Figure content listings
:::

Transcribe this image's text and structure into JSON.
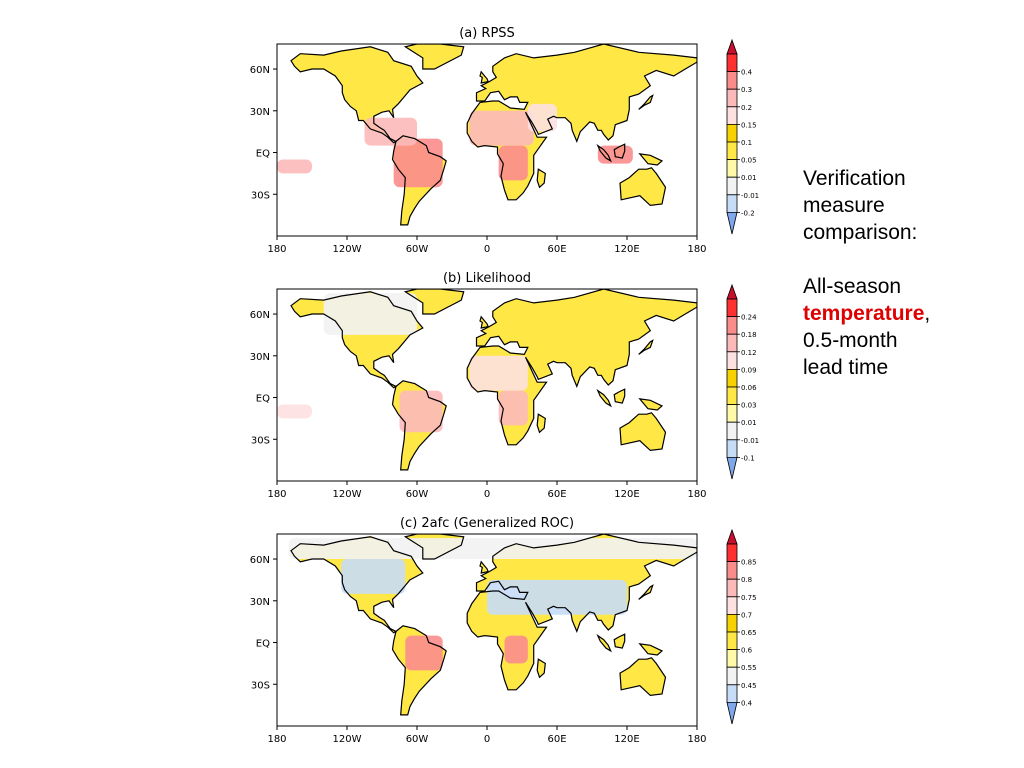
{
  "side_text": {
    "line1": "Verification",
    "line2": "measure",
    "line3": "comparison:",
    "line4": "All-season",
    "highlight": "temperature",
    "highlight_suffix": ",",
    "line5": "0.5-month",
    "line6": "lead time",
    "highlight_color": "#e00000"
  },
  "x_ticks": [
    "180",
    "120W",
    "60W",
    "0",
    "60E",
    "120E",
    "180"
  ],
  "y_ticks": [
    "60N",
    "30N",
    "EQ",
    "30S"
  ],
  "panels": [
    {
      "title": "(a)  RPSS",
      "colorbar": {
        "labels": [
          "0.4",
          "0.3",
          "0.2",
          "0.15",
          "0.1",
          "0.05",
          "0.01",
          "-0.01",
          "-0.2"
        ],
        "colors": [
          "#ff3030",
          "#fb8c8c",
          "#fcb9b9",
          "#fde0e0",
          "#f5d200",
          "#ffe845",
          "#fff9a8",
          "#f2f2f2",
          "#c6dcf7",
          "#7fa8ec"
        ],
        "top_color": "#c8102e"
      },
      "regions": [
        {
          "name": "northern south america",
          "lon": [
            -80,
            -38
          ],
          "lat": [
            -25,
            10
          ],
          "level": 1
        },
        {
          "name": "central africa",
          "lon": [
            10,
            35
          ],
          "lat": [
            -20,
            5
          ],
          "level": 1
        },
        {
          "name": "indonesia",
          "lon": [
            95,
            125
          ],
          "lat": [
            -8,
            5
          ],
          "level": 1
        },
        {
          "name": "sahara",
          "lon": [
            -15,
            40
          ],
          "lat": [
            5,
            30
          ],
          "level": 2
        },
        {
          "name": "central america",
          "lon": [
            -105,
            -60
          ],
          "lat": [
            5,
            25
          ],
          "level": 2
        },
        {
          "name": "middle east",
          "lon": [
            35,
            60
          ],
          "lat": [
            15,
            35
          ],
          "level": 3
        },
        {
          "name": "east pacific",
          "lon": [
            -180,
            -150
          ],
          "lat": [
            -15,
            -5
          ],
          "level": 2
        }
      ]
    },
    {
      "title": "(b)  Likelihood",
      "colorbar": {
        "labels": [
          "0.24",
          "0.18",
          "0.12",
          "0.09",
          "0.06",
          "0.03",
          "0.01",
          "-0.01",
          "-0.1"
        ],
        "colors": [
          "#ff3030",
          "#fb8c8c",
          "#fcb9b9",
          "#fde0e0",
          "#f5d200",
          "#ffe845",
          "#fff9a8",
          "#f2f2f2",
          "#c6dcf7",
          "#7fa8ec"
        ],
        "top_color": "#c8102e"
      },
      "regions": [
        {
          "name": "brazil",
          "lon": [
            -75,
            -38
          ],
          "lat": [
            -25,
            5
          ],
          "level": 2
        },
        {
          "name": "central africa",
          "lon": [
            10,
            35
          ],
          "lat": [
            -20,
            5
          ],
          "level": 2
        },
        {
          "name": "sahara",
          "lon": [
            -15,
            35
          ],
          "lat": [
            5,
            30
          ],
          "level": 3
        },
        {
          "name": "canada arctic",
          "lon": [
            -140,
            -60
          ],
          "lat": [
            45,
            75
          ],
          "level": 7
        },
        {
          "name": "east pacific",
          "lon": [
            -180,
            -150
          ],
          "lat": [
            -15,
            -5
          ],
          "level": 3
        }
      ]
    },
    {
      "title": "(c)  2afc  (Generalized  ROC)",
      "colorbar": {
        "labels": [
          "0.85",
          "0.8",
          "0.75",
          "0.7",
          "0.65",
          "0.6",
          "0.55",
          "0.45",
          "0.4"
        ],
        "colors": [
          "#ff3030",
          "#fb8c8c",
          "#fcb9b9",
          "#fde0e0",
          "#f5d200",
          "#ffe845",
          "#fff9a8",
          "#f2f2f2",
          "#c6dcf7",
          "#7fa8ec"
        ],
        "top_color": "#c8102e"
      },
      "regions": [
        {
          "name": "brazil",
          "lon": [
            -70,
            -38
          ],
          "lat": [
            -20,
            5
          ],
          "level": 1
        },
        {
          "name": "central africa",
          "lon": [
            15,
            35
          ],
          "lat": [
            -15,
            5
          ],
          "level": 1
        },
        {
          "name": "north africa middle east",
          "lon": [
            0,
            120
          ],
          "lat": [
            20,
            45
          ],
          "level": 8
        },
        {
          "name": "north america interior",
          "lon": [
            -125,
            -70
          ],
          "lat": [
            35,
            60
          ],
          "level": 8
        },
        {
          "name": "arctic",
          "lon": [
            -170,
            180
          ],
          "lat": [
            60,
            75
          ],
          "level": 7
        }
      ]
    }
  ]
}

:::

** STATED PROBLEM **
Pictures stay out of the copy; please restate every record above exactly.

** COMPLETED TASK **
Transcribe this image's text and structure into JSON.
{
  "side_text": {
    "line1": "Verification",
    "line2": "measure",
    "line3": "comparison:",
    "line4": "All-season",
    "highlight": "temperature",
    "highlight_suffix": ",",
    "line5": "0.5-month",
    "line6": "lead time",
    "highlight_color": "#e00000"
  },
  "x_ticks": [
    "180",
    "120W",
    "60W",
    "0",
    "60E",
    "120E",
    "180"
  ],
  "y_ticks": [
    "60N",
    "30N",
    "EQ",
    "30S"
  ],
  "panels": [
    {
      "title": "(a)  RPSS",
      "colorbar": {
        "labels": [
          "0.4",
          "0.3",
          "0.2",
          "0.15",
          "0.1",
          "0.05",
          "0.01",
          "-0.01",
          "-0.2"
        ],
        "colors": [
          "#ff3030",
          "#fb8c8c",
          "#fcb9b9",
          "#fde0e0",
          "#f5d200",
          "#ffe845",
          "#fff9a8",
          "#f2f2f2",
          "#c6dcf7",
          "#7fa8ec"
        ],
        "top_color": "#c8102e"
      },
      "regions": [
        {
          "name": "northern south america",
          "lon": [
            -80,
            -38
          ],
          "lat": [
            -25,
            10
          ],
          "level": 1
        },
        {
          "name": "central africa",
          "lon": [
            10,
            35
          ],
          "lat": [
            -20,
            5
          ],
          "level": 1
        },
        {
          "name": "indonesia",
          "lon": [
            95,
            125
          ],
          "lat": [
            -8,
            5
          ],
          "level": 1
        },
        {
          "name": "sahara",
          "lon": [
            -15,
            40
          ],
          "lat": [
            5,
            30
          ],
          "level": 2
        },
        {
          "name": "central america",
          "lon": [
            -105,
            -60
          ],
          "lat": [
            5,
            25
          ],
          "level": 2
        },
        {
          "name": "middle east",
          "lon": [
            35,
            60
          ],
          "lat": [
            15,
            35
          ],
          "level": 3
        },
        {
          "name": "east pacific",
          "lon": [
            -180,
            -150
          ],
          "lat": [
            -15,
            -5
          ],
          "level": 2
        }
      ]
    },
    {
      "title": "(b)  Likelihood",
      "colorbar": {
        "labels": [
          "0.24",
          "0.18",
          "0.12",
          "0.09",
          "0.06",
          "0.03",
          "0.01",
          "-0.01",
          "-0.1"
        ],
        "colors": [
          "#ff3030",
          "#fb8c8c",
          "#fcb9b9",
          "#fde0e0",
          "#f5d200",
          "#ffe845",
          "#fff9a8",
          "#f2f2f2",
          "#c6dcf7",
          "#7fa8ec"
        ],
        "top_color": "#c8102e"
      },
      "regions": [
        {
          "name": "brazil",
          "lon": [
            -75,
            -38
          ],
          "lat": [
            -25,
            5
          ],
          "level": 2
        },
        {
          "name": "central africa",
          "lon": [
            10,
            35
          ],
          "lat": [
            -20,
            5
          ],
          "level": 2
        },
        {
          "name": "sahara",
          "lon": [
            -15,
            35
          ],
          "lat": [
            5,
            30
          ],
          "level": 3
        },
        {
          "name": "canada arctic",
          "lon": [
            -140,
            -60
          ],
          "lat": [
            45,
            75
          ],
          "level": 7
        },
        {
          "name": "east pacific",
          "lon": [
            -180,
            -150
          ],
          "lat": [
            -15,
            -5
          ],
          "level": 3
        }
      ]
    },
    {
      "title": "(c)  2afc  (Generalized  ROC)",
      "colorbar": {
        "labels": [
          "0.85",
          "0.8",
          "0.75",
          "0.7",
          "0.65",
          "0.6",
          "0.55",
          "0.45",
          "0.4"
        ],
        "colors": [
          "#ff3030",
          "#fb8c8c",
          "#fcb9b9",
          "#fde0e0",
          "#f5d200",
          "#ffe845",
          "#fff9a8",
          "#f2f2f2",
          "#c6dcf7",
          "#7fa8ec"
        ],
        "top_color": "#c8102e"
      },
      "regions": [
        {
          "name": "brazil",
          "lon": [
            -70,
            -38
          ],
          "lat": [
            -20,
            5
          ],
          "level": 1
        },
        {
          "name": "central africa",
          "lon": [
            15,
            35
          ],
          "lat": [
            -15,
            5
          ],
          "level": 1
        },
        {
          "name": "north africa middle east",
          "lon": [
            0,
            120
          ],
          "lat": [
            20,
            45
          ],
          "level": 8
        },
        {
          "name": "north america interior",
          "lon": [
            -125,
            -70
          ],
          "lat": [
            35,
            60
          ],
          "level": 8
        },
        {
          "name": "arctic",
          "lon": [
            -170,
            180
          ],
          "lat": [
            60,
            75
          ],
          "level": 7
        }
      ]
    }
  ]
}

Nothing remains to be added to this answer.